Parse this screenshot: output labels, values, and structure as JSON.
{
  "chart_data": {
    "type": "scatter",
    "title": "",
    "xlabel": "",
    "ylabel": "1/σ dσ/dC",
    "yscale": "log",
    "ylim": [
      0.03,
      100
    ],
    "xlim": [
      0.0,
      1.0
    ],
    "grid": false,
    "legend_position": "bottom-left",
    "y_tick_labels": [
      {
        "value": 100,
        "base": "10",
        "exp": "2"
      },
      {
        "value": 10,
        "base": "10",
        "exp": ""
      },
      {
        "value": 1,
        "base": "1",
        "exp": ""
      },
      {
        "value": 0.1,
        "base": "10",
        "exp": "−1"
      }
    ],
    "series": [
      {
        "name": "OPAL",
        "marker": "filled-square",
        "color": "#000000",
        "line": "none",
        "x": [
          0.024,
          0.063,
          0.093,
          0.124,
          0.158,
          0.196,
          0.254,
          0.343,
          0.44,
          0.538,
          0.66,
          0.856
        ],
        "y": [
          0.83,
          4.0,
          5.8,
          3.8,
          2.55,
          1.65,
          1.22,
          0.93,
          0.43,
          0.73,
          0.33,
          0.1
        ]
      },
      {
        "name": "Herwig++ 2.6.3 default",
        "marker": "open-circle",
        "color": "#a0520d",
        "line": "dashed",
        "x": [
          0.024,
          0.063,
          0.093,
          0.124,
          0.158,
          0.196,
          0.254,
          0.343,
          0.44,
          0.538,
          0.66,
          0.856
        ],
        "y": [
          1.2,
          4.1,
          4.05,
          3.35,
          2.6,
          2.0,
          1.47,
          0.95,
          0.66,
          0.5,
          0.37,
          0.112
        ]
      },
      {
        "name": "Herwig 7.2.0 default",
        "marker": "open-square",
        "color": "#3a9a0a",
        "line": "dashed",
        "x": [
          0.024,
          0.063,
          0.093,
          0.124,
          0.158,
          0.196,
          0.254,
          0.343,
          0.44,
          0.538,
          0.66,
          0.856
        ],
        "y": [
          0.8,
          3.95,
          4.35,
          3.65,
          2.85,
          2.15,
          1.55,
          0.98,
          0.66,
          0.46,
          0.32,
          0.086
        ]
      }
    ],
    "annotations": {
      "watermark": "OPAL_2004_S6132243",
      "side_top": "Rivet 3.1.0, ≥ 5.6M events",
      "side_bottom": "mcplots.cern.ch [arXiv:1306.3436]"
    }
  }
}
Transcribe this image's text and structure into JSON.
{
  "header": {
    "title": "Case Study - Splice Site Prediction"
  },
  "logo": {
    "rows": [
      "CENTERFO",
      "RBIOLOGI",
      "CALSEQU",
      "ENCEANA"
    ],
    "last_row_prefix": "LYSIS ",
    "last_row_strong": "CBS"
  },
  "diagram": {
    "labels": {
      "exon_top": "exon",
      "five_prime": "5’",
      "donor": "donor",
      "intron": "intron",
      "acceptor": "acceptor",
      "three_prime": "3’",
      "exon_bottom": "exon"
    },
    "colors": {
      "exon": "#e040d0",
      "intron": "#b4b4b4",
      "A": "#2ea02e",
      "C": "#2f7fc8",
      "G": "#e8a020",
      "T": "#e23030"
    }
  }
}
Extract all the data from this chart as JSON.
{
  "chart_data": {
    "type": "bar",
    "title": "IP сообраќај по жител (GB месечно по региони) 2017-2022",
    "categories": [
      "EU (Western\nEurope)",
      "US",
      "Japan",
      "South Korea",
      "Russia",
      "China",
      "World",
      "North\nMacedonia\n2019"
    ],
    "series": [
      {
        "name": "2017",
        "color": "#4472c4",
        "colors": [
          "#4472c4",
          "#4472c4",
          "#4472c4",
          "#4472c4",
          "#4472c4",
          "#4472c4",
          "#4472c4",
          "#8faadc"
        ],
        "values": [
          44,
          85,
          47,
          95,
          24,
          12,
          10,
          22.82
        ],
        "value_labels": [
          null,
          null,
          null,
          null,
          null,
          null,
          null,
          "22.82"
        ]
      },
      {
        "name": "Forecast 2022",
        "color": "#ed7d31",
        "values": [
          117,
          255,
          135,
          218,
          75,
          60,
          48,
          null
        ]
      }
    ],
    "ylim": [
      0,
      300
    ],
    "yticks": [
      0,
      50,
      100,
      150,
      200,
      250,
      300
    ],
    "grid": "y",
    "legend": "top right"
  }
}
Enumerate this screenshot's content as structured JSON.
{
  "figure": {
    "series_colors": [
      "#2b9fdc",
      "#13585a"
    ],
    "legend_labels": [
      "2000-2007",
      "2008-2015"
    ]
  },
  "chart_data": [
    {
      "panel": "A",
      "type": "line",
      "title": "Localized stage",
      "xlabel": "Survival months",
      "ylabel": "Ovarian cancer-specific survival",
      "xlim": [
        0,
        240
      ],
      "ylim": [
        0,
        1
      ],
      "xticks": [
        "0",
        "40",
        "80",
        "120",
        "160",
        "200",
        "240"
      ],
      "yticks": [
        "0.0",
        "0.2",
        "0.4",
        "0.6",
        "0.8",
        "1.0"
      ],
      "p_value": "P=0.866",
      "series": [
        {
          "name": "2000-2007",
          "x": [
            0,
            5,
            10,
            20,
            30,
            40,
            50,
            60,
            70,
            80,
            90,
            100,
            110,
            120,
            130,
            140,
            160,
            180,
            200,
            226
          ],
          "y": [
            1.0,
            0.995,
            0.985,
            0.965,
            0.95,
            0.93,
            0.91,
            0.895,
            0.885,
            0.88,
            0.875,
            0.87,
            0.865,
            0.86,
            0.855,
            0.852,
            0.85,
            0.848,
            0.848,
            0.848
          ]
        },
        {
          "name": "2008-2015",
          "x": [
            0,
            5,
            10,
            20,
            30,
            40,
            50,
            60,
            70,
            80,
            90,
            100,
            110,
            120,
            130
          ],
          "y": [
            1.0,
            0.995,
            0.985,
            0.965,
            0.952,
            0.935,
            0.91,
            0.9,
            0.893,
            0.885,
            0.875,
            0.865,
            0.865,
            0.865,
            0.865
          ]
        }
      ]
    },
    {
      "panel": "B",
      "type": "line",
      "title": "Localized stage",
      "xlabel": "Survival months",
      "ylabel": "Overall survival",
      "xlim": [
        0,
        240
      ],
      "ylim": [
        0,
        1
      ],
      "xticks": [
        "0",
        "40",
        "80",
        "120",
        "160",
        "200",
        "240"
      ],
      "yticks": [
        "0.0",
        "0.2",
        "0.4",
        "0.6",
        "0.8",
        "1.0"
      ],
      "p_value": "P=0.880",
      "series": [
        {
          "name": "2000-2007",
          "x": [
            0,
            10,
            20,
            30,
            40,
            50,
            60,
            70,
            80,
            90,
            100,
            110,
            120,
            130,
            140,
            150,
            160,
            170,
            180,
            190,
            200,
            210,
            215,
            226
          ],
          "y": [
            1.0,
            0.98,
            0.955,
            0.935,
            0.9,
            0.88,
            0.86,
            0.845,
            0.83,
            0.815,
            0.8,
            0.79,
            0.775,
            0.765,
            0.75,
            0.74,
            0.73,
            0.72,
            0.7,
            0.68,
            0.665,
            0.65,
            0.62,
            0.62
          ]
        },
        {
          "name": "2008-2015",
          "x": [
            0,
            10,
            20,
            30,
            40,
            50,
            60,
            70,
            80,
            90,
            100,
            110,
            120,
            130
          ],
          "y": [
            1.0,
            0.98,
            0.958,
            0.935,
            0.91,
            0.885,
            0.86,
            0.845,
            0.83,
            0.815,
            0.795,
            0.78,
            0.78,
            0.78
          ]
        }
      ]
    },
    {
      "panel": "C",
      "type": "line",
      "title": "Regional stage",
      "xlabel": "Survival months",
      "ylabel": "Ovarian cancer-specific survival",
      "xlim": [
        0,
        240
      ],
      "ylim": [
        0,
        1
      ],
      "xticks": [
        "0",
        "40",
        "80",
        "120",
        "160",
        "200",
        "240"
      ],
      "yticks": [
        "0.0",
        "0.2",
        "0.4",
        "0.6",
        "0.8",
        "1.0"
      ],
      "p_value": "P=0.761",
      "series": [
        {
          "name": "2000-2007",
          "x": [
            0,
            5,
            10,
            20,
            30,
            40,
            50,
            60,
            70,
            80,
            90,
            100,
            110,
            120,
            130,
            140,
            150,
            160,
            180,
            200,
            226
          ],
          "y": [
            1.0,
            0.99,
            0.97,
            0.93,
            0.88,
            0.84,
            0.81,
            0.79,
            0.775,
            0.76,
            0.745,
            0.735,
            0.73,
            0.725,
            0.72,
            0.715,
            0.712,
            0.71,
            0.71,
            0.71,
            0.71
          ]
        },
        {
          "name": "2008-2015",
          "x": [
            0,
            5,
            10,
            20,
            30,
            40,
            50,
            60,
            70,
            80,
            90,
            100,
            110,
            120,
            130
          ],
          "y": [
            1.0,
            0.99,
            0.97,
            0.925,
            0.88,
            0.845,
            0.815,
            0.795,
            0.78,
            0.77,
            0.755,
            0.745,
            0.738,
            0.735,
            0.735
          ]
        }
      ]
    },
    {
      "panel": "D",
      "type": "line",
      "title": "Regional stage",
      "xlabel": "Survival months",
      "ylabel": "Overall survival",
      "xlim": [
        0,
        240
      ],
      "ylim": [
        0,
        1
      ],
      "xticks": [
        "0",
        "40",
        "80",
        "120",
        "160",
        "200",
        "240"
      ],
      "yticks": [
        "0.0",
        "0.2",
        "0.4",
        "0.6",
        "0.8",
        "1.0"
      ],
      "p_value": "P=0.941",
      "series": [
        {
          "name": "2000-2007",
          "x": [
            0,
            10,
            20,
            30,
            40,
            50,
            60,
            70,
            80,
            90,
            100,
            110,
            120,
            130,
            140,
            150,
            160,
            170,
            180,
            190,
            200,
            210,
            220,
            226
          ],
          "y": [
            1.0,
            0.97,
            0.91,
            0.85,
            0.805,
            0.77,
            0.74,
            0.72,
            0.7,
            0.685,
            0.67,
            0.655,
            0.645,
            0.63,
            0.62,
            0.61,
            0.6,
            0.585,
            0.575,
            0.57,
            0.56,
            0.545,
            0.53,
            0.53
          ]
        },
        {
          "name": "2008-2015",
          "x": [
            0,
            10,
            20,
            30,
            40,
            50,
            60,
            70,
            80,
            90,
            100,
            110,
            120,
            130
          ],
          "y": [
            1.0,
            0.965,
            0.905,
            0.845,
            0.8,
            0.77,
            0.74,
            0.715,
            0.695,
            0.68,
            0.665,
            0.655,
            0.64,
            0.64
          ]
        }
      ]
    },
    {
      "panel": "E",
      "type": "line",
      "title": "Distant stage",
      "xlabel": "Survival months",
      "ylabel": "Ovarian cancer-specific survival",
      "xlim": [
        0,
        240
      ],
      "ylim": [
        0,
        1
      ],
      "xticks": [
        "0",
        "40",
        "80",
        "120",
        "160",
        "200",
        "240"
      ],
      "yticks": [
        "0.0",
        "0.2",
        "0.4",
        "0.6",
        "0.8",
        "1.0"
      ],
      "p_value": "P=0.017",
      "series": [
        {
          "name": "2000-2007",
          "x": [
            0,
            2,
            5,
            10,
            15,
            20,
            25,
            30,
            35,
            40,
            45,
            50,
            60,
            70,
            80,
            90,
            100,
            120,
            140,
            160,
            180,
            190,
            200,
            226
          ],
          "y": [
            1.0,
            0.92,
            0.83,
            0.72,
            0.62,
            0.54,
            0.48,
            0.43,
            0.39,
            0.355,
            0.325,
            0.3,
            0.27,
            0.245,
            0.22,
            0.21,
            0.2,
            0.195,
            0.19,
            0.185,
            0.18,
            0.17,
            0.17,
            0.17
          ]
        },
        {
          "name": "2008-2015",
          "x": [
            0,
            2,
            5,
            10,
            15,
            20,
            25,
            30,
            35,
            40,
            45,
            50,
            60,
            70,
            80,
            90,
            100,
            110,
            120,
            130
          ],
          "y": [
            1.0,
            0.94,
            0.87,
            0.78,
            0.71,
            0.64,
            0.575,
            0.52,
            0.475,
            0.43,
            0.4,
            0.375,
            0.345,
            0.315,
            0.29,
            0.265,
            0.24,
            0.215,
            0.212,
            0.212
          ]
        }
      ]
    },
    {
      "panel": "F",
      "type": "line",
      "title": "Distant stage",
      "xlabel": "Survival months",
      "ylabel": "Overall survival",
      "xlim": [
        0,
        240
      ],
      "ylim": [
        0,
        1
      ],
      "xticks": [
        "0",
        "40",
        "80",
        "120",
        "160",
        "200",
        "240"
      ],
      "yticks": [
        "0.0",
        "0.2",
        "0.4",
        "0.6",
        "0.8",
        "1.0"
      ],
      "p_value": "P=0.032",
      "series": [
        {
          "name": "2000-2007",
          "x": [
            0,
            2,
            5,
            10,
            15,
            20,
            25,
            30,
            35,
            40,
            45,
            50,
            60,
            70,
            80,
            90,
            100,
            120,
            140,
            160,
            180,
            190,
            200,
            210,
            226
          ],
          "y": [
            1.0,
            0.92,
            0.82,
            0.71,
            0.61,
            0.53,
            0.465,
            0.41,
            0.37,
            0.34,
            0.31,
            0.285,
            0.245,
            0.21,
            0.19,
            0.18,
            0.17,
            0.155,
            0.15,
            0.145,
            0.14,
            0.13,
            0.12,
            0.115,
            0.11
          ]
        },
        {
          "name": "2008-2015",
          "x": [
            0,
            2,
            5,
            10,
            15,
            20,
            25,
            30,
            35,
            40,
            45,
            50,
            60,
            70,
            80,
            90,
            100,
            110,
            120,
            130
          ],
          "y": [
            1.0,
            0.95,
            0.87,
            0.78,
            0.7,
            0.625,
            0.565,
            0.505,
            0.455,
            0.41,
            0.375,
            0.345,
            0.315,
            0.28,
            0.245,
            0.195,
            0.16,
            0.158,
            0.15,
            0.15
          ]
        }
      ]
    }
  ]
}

- - - - -

-- TASK STATEMENT --
In the entries above, find every line holding the word "exon" and copy it out.

-- ANSWER BELOW --
      "exon_top": "exon",
      "exon_bottom": "exon"
      "exon": "#e040d0",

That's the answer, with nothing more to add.